*THE REQUEST*.
Copy each line exactly.

--- begin RECORDS ---

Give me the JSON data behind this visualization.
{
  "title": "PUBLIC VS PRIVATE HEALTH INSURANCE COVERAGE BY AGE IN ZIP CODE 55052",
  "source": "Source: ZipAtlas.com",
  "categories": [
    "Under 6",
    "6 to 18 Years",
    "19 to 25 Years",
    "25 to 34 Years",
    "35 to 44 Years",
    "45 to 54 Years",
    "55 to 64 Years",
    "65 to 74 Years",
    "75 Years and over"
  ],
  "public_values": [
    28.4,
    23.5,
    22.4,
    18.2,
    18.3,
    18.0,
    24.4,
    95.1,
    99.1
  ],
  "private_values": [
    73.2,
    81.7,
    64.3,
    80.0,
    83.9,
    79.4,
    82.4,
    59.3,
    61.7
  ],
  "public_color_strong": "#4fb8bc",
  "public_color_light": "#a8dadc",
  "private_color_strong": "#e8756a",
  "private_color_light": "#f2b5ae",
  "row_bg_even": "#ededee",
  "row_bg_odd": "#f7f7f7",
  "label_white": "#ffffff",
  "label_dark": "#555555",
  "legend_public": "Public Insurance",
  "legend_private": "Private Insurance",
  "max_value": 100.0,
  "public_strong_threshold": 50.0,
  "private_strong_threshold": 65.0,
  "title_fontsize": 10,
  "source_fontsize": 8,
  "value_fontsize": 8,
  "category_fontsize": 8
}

--- end RECORDS ---

*SOLUTION TO THIS EXERCISE*.
Give me the JSON data behind this visualization.
{
  "title": "PUBLIC VS PRIVATE HEALTH INSURANCE COVERAGE BY AGE IN ZIP CODE 55052",
  "source": "Source: ZipAtlas.com",
  "categories": [
    "Under 6",
    "6 to 18 Years",
    "19 to 25 Years",
    "25 to 34 Years",
    "35 to 44 Years",
    "45 to 54 Years",
    "55 to 64 Years",
    "65 to 74 Years",
    "75 Years and over"
  ],
  "public_values": [
    28.4,
    23.5,
    22.4,
    18.2,
    18.3,
    18.0,
    24.4,
    95.1,
    99.1
  ],
  "private_values": [
    73.2,
    81.7,
    64.3,
    80.0,
    83.9,
    79.4,
    82.4,
    59.3,
    61.7
  ],
  "public_color_strong": "#4fb8bc",
  "public_color_light": "#a8dadc",
  "private_color_strong": "#e8756a",
  "private_color_light": "#f2b5ae",
  "row_bg_even": "#ededee",
  "row_bg_odd": "#f7f7f7",
  "label_white": "#ffffff",
  "label_dark": "#555555",
  "legend_public": "Public Insurance",
  "legend_private": "Private Insurance",
  "max_value": 100.0,
  "public_strong_threshold": 50.0,
  "private_strong_threshold": 65.0,
  "title_fontsize": 10,
  "source_fontsize": 8,
  "value_fontsize": 8,
  "category_fontsize": 8
}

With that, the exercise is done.